Goal: Copy out every record below with complete accuracy.

Records from a data source:
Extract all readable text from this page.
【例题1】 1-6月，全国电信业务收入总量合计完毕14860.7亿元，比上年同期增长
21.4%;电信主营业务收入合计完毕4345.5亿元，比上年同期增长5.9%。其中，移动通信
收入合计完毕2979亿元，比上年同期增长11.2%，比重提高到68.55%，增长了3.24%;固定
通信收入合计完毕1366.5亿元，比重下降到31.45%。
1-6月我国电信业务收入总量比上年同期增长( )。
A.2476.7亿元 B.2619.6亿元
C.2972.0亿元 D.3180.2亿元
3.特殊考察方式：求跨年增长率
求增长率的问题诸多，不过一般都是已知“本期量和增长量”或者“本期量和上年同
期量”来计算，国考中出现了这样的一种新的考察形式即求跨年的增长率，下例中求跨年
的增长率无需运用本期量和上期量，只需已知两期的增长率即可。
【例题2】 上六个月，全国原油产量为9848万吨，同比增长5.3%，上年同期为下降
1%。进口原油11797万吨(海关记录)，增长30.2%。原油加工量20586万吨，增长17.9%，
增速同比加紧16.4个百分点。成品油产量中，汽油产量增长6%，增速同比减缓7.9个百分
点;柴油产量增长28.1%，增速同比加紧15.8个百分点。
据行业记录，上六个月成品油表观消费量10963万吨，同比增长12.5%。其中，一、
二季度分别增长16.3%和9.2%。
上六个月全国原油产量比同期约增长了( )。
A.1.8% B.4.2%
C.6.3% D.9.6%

Solution:
Extract all readable text from this page.
【例题1】 1-6月，全国电信业务收入总量合计完毕14860.7亿元，比上年同期增长
21.4%;电信主营业务收入合计完毕4345.5亿元，比上年同期增长5.9%。其中，移动通信
收入合计完毕2979亿元，比上年同期增长11.2%，比重提高到68.55%，增长了3.24%;固定
通信收入合计完毕1366.5亿元，比重下降到31.45%。
1-6月我国电信业务收入总量比上年同期增长( )。
A.2476.7亿元 B.2619.6亿元
C.2972.0亿元 D.3180.2亿元
3.特殊考察方式：求跨年增长率
求增长率的问题诸多，不过一般都是已知“本期量和增长量”或者“本期量和上年同
期量”来计算，国考中出现了这样的一种新的考察形式即求跨年的增长率，下例中求跨年
的增长率无需运用本期量和上期量，只需已知两期的增长率即可。
【例题2】 上六个月，全国原油产量为9848万吨，同比增长5.3%，上年同期为下降
1%。进口原油11797万吨(海关记录)，增长30.2%。原油加工量20586万吨，增长17.9%，
增速同比加紧16.4个百分点。成品油产量中，汽油产量增长6%，增速同比减缓7.9个百分
点;柴油产量增长28.1%，增速同比加紧15.8个百分点。
据行业记录，上六个月成品油表观消费量10963万吨，同比增长12.5%。其中，一、
二季度分别增长16.3%和9.2%。
上六个月全国原油产量比同期约增长了( )。
A.1.8% B.4.2%
C.6.3% D.9.6%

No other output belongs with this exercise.